EXERCISE -
Put the lines below into a Markdown table with the columns Row and Line, numbering each line in Row. Omit blank lines and pictures.

LISTING -

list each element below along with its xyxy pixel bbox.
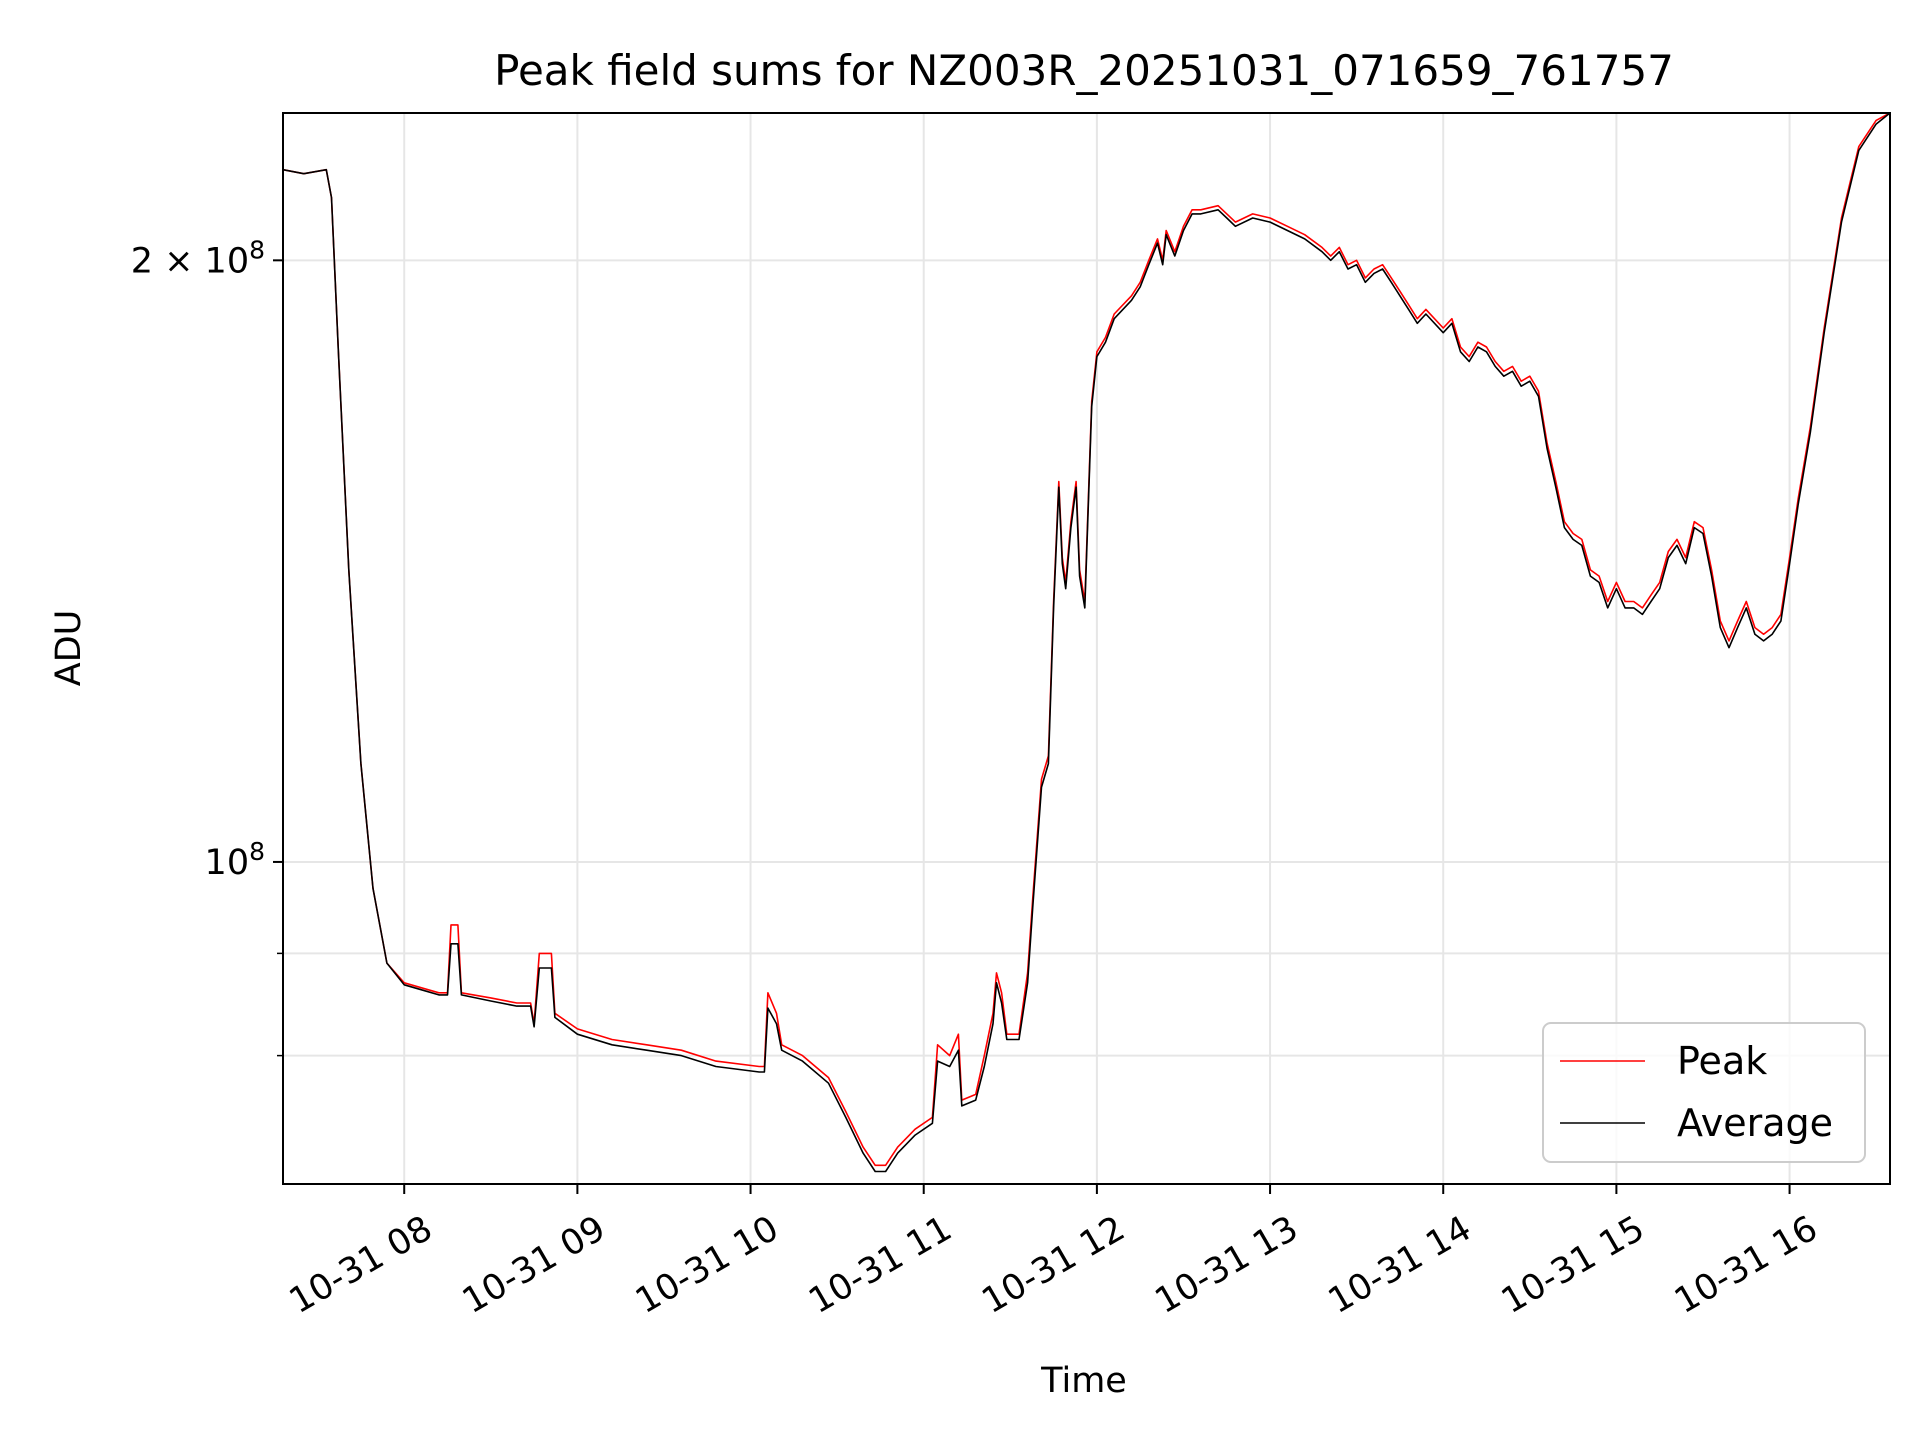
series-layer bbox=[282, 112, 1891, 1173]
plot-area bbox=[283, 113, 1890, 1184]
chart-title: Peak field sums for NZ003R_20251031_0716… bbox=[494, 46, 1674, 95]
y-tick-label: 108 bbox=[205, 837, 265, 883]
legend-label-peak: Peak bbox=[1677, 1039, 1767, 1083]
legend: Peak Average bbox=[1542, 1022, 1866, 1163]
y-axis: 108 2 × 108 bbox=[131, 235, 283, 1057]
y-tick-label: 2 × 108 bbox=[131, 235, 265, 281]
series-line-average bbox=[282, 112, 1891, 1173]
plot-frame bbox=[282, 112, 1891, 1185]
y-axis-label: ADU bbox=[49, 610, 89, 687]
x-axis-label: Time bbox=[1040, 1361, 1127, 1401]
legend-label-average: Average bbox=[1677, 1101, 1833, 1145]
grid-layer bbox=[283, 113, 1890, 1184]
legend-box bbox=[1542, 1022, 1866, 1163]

EXPECTED ANSWER -
| Row | Line |
|---|---|
| 1 | list each element below along with its xyxy pixel bbox. |
| 2 | series-layer bbox=[282, 112, 1891, 1173] |
| 3 | plot-area bbox=[283, 113, 1890, 1184] |
| 4 | chart-title: Peak field sums for NZ003R_20251031_0716… bbox=[494, 46, 1674, 95] |
| 5 | y-tick-label: 108 bbox=[205, 837, 265, 883] |
| 6 | legend-label-peak: Peak bbox=[1677, 1039, 1767, 1083] |
| 7 | legend: Peak Average bbox=[1542, 1022, 1866, 1163] |
| 8 | y-axis: 108 2 × 108 bbox=[131, 235, 283, 1057] |
| 9 | y-tick-label: 2 × 108 bbox=[131, 235, 265, 281] |
| 10 | series-line-average bbox=[282, 112, 1891, 1173] |
| 11 | plot-frame bbox=[282, 112, 1891, 1185] |
| 12 | y-axis-label: ADU bbox=[49, 610, 89, 687] |
| 13 | x-axis-label: Time bbox=[1040, 1361, 1127, 1401] |
| 14 | legend-label-average: Average bbox=[1677, 1101, 1833, 1145] |
| 15 | grid-layer bbox=[283, 113, 1890, 1184] |
| 16 | legend-box bbox=[1542, 1022, 1866, 1163] |